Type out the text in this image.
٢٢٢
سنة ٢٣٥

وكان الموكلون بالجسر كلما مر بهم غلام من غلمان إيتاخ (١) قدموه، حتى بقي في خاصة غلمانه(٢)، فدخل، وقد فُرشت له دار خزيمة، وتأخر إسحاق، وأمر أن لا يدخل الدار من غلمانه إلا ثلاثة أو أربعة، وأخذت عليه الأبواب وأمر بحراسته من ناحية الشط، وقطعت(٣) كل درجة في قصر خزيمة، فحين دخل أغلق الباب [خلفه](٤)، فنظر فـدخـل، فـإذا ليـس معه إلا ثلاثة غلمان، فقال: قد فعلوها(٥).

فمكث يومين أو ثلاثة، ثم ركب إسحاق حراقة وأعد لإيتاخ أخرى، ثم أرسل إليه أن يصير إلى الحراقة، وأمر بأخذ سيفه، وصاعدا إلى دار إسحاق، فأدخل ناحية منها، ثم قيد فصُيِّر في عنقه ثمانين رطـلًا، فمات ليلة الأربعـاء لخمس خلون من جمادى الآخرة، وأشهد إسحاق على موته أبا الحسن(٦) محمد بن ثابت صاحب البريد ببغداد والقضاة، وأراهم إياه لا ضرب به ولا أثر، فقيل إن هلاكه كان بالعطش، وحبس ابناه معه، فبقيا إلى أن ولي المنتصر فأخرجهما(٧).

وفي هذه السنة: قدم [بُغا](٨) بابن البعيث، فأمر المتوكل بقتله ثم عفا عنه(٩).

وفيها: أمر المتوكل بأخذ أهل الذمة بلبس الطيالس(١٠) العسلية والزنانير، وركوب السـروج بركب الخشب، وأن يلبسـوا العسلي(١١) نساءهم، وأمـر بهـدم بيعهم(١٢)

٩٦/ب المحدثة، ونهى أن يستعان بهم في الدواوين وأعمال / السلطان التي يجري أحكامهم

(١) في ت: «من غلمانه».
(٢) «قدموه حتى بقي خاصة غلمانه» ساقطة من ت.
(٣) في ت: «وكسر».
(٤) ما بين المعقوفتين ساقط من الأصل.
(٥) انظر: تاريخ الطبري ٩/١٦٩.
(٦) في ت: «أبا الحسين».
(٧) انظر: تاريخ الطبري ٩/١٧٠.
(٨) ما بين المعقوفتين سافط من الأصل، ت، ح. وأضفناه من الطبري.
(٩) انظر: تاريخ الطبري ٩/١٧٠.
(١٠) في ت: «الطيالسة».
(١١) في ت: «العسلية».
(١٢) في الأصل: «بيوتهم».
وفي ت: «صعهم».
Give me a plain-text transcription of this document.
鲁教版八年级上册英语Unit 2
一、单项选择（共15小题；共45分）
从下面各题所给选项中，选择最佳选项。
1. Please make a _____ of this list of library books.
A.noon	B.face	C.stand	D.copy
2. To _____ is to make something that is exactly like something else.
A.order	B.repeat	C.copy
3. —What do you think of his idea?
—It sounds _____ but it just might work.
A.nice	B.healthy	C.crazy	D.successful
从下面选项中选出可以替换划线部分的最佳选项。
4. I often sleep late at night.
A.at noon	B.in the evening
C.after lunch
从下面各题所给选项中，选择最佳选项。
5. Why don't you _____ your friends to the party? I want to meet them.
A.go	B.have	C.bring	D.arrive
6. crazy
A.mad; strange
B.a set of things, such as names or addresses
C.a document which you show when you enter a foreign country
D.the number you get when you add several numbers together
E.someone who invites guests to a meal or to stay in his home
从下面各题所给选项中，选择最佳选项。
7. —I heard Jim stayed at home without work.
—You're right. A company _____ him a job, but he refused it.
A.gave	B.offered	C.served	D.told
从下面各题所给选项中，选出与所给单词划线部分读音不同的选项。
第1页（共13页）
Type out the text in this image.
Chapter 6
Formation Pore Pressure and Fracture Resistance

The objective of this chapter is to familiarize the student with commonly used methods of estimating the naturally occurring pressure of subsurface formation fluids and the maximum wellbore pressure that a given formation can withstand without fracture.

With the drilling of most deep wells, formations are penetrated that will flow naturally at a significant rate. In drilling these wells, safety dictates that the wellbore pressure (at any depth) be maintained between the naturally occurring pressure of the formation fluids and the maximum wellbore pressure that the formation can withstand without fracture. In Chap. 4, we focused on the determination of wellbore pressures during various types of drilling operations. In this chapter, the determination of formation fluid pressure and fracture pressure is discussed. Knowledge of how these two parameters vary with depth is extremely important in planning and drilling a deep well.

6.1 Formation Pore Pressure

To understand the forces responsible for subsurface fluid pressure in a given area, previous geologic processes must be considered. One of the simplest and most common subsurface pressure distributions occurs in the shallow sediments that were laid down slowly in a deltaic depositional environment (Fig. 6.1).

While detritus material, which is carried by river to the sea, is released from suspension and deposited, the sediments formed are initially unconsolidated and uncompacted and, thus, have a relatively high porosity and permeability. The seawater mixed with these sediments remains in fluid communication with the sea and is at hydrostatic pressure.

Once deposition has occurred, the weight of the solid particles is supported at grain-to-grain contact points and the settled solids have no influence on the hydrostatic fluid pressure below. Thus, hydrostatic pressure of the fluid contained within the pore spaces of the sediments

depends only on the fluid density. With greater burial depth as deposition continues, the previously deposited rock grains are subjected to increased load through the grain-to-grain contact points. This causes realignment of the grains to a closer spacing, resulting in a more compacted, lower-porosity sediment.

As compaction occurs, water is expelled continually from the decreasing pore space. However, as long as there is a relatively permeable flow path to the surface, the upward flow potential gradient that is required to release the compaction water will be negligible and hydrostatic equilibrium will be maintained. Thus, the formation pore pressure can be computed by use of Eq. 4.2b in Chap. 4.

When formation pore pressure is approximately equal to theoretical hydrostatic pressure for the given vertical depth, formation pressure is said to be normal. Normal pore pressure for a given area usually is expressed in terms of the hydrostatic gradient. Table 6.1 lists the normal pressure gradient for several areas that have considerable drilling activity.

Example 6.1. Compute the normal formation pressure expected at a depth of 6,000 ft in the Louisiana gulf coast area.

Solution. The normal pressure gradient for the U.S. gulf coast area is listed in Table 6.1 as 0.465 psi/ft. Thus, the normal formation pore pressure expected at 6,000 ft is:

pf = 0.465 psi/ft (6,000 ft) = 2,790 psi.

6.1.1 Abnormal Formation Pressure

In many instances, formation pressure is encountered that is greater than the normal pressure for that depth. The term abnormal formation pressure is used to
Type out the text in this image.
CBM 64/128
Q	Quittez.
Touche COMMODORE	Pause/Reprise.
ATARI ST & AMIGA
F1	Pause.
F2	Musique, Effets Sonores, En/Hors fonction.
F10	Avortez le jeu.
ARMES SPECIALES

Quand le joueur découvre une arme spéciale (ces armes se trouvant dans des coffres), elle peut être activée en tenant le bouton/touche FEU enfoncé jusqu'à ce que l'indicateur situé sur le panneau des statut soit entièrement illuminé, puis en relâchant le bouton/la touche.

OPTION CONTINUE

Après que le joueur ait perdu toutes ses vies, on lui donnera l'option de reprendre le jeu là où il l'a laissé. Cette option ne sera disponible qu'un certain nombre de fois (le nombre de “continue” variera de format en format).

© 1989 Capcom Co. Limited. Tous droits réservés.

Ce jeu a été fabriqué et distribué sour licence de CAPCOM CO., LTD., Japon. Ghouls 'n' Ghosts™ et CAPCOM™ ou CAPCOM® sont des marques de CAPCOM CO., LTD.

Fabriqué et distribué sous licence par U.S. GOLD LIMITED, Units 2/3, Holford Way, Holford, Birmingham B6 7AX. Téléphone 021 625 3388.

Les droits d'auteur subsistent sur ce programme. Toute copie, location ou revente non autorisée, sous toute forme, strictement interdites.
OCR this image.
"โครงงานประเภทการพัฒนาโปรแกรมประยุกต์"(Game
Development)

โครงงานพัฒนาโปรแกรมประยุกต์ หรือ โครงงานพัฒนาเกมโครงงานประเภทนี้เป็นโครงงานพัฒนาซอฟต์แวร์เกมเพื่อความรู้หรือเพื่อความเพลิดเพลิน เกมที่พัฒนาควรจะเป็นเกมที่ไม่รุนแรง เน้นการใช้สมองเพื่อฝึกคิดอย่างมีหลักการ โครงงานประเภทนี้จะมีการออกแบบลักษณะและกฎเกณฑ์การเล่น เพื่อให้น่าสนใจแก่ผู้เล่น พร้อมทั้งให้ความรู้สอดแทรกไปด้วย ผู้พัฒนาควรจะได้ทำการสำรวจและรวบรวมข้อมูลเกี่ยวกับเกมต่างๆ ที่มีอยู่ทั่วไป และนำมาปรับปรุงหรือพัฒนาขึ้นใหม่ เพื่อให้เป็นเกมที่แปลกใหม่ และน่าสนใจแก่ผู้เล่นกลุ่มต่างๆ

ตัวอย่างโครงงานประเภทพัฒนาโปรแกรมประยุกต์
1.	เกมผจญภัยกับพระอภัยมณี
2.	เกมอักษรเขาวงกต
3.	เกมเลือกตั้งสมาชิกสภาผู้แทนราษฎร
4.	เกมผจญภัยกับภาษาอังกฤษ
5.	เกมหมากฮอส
|---|
## Instructions to follow
Tell how many lines of the data above hold the string "المتوكل". Give only the number.

## Answer to this problem
2